__DATA EXTRACT__:
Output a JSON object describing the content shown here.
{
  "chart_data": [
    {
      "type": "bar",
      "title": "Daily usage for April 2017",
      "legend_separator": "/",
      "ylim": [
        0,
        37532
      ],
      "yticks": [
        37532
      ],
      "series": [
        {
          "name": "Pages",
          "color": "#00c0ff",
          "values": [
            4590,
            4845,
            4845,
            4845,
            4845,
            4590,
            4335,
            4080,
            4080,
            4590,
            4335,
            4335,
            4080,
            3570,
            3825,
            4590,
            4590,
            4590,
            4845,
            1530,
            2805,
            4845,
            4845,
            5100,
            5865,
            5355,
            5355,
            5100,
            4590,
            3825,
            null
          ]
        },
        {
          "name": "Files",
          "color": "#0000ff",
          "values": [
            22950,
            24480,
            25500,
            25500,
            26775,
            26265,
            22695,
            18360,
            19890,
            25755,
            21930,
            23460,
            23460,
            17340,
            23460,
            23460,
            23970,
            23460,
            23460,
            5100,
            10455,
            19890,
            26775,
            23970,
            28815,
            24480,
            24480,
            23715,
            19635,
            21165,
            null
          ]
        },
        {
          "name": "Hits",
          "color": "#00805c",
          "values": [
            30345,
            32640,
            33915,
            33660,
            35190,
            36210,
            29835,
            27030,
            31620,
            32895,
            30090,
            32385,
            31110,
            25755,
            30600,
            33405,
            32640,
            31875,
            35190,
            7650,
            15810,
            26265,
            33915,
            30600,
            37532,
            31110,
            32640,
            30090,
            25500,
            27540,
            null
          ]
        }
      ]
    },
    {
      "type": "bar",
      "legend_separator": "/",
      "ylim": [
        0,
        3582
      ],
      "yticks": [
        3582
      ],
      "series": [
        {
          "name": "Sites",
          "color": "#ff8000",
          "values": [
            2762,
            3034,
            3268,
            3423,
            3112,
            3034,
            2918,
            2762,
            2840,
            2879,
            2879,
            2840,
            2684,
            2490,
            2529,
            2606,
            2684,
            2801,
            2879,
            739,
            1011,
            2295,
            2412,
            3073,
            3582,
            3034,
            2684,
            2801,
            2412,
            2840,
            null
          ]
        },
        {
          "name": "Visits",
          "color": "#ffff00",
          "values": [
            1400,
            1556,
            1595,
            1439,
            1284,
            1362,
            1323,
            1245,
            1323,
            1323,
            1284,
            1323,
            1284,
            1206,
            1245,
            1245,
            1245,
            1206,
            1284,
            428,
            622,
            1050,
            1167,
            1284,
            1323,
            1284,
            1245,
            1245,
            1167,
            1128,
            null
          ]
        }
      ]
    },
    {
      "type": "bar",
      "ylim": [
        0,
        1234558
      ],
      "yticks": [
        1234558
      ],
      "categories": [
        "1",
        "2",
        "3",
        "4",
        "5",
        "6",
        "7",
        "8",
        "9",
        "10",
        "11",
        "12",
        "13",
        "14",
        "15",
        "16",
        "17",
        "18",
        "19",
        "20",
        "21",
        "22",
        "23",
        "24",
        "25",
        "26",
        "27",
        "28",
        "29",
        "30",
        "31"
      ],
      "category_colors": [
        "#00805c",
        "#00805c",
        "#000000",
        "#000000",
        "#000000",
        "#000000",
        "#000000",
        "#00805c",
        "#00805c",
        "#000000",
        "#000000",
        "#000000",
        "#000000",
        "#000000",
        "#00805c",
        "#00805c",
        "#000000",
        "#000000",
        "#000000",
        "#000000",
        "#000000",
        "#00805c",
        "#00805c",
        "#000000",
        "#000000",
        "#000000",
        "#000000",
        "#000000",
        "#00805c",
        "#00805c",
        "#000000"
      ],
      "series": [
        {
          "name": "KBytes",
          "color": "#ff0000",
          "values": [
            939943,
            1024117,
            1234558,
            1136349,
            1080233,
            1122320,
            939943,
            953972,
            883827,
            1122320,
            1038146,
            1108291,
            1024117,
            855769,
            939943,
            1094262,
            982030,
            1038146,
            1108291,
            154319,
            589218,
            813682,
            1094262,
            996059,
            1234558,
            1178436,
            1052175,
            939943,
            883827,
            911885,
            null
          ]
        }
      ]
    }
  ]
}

__GOAL OF THE EXERCISE__: Without leaving anything out, give the entries again exactly.

__OUTPUT OF THE EXERCISE__:
Output a JSON object describing the content shown here.
{
  "chart_data": [
    {
      "type": "bar",
      "title": "Daily usage for April 2017",
      "legend_separator": "/",
      "ylim": [
        0,
        37532
      ],
      "yticks": [
        37532
      ],
      "series": [
        {
          "name": "Pages",
          "color": "#00c0ff",
          "values": [
            4590,
            4845,
            4845,
            4845,
            4845,
            4590,
            4335,
            4080,
            4080,
            4590,
            4335,
            4335,
            4080,
            3570,
            3825,
            4590,
            4590,
            4590,
            4845,
            1530,
            2805,
            4845,
            4845,
            5100,
            5865,
            5355,
            5355,
            5100,
            4590,
            3825,
            null
          ]
        },
        {
          "name": "Files",
          "color": "#0000ff",
          "values": [
            22950,
            24480,
            25500,
            25500,
            26775,
            26265,
            22695,
            18360,
            19890,
            25755,
            21930,
            23460,
            23460,
            17340,
            23460,
            23460,
            23970,
            23460,
            23460,
            5100,
            10455,
            19890,
            26775,
            23970,
            28815,
            24480,
            24480,
            23715,
            19635,
            21165,
            null
          ]
        },
        {
          "name": "Hits",
          "color": "#00805c",
          "values": [
            30345,
            32640,
            33915,
            33660,
            35190,
            36210,
            29835,
            27030,
            31620,
            32895,
            30090,
            32385,
            31110,
            25755,
            30600,
            33405,
            32640,
            31875,
            35190,
            7650,
            15810,
            26265,
            33915,
            30600,
            37532,
            31110,
            32640,
            30090,
            25500,
            27540,
            null
          ]
        }
      ]
    },
    {
      "type": "bar",
      "legend_separator": "/",
      "ylim": [
        0,
        3582
      ],
      "yticks": [
        3582
      ],
      "series": [
        {
          "name": "Sites",
          "color": "#ff8000",
          "values": [
            2762,
            3034,
            3268,
            3423,
            3112,
            3034,
            2918,
            2762,
            2840,
            2879,
            2879,
            2840,
            2684,
            2490,
            2529,
            2606,
            2684,
            2801,
            2879,
            739,
            1011,
            2295,
            2412,
            3073,
            3582,
            3034,
            2684,
            2801,
            2412,
            2840,
            null
          ]
        },
        {
          "name": "Visits",
          "color": "#ffff00",
          "values": [
            1400,
            1556,
            1595,
            1439,
            1284,
            1362,
            1323,
            1245,
            1323,
            1323,
            1284,
            1323,
            1284,
            1206,
            1245,
            1245,
            1245,
            1206,
            1284,
            428,
            622,
            1050,
            1167,
            1284,
            1323,
            1284,
            1245,
            1245,
            1167,
            1128,
            null
          ]
        }
      ]
    },
    {
      "type": "bar",
      "ylim": [
        0,
        1234558
      ],
      "yticks": [
        1234558
      ],
      "categories": [
        "1",
        "2",
        "3",
        "4",
        "5",
        "6",
        "7",
        "8",
        "9",
        "10",
        "11",
        "12",
        "13",
        "14",
        "15",
        "16",
        "17",
        "18",
        "19",
        "20",
        "21",
        "22",
        "23",
        "24",
        "25",
        "26",
        "27",
        "28",
        "29",
        "30",
        "31"
      ],
      "category_colors": [
        "#00805c",
        "#00805c",
        "#000000",
        "#000000",
        "#000000",
        "#000000",
        "#000000",
        "#00805c",
        "#00805c",
        "#000000",
        "#000000",
        "#000000",
        "#000000",
        "#000000",
        "#00805c",
        "#00805c",
        "#000000",
        "#000000",
        "#000000",
        "#000000",
        "#000000",
        "#00805c",
        "#00805c",
        "#000000",
        "#000000",
        "#000000",
        "#000000",
        "#000000",
        "#00805c",
        "#00805c",
        "#000000"
      ],
      "series": [
        {
          "name": "KBytes",
          "color": "#ff0000",
          "values": [
            939943,
            1024117,
            1234558,
            1136349,
            1080233,
            1122320,
            939943,
            953972,
            883827,
            1122320,
            1038146,
            1108291,
            1024117,
            855769,
            939943,
            1094262,
            982030,
            1038146,
            1108291,
            154319,
            589218,
            813682,
            1094262,
            996059,
            1234558,
            1178436,
            1052175,
            939943,
            883827,
            911885,
            null
          ]
        }
      ]
    }
  ]
}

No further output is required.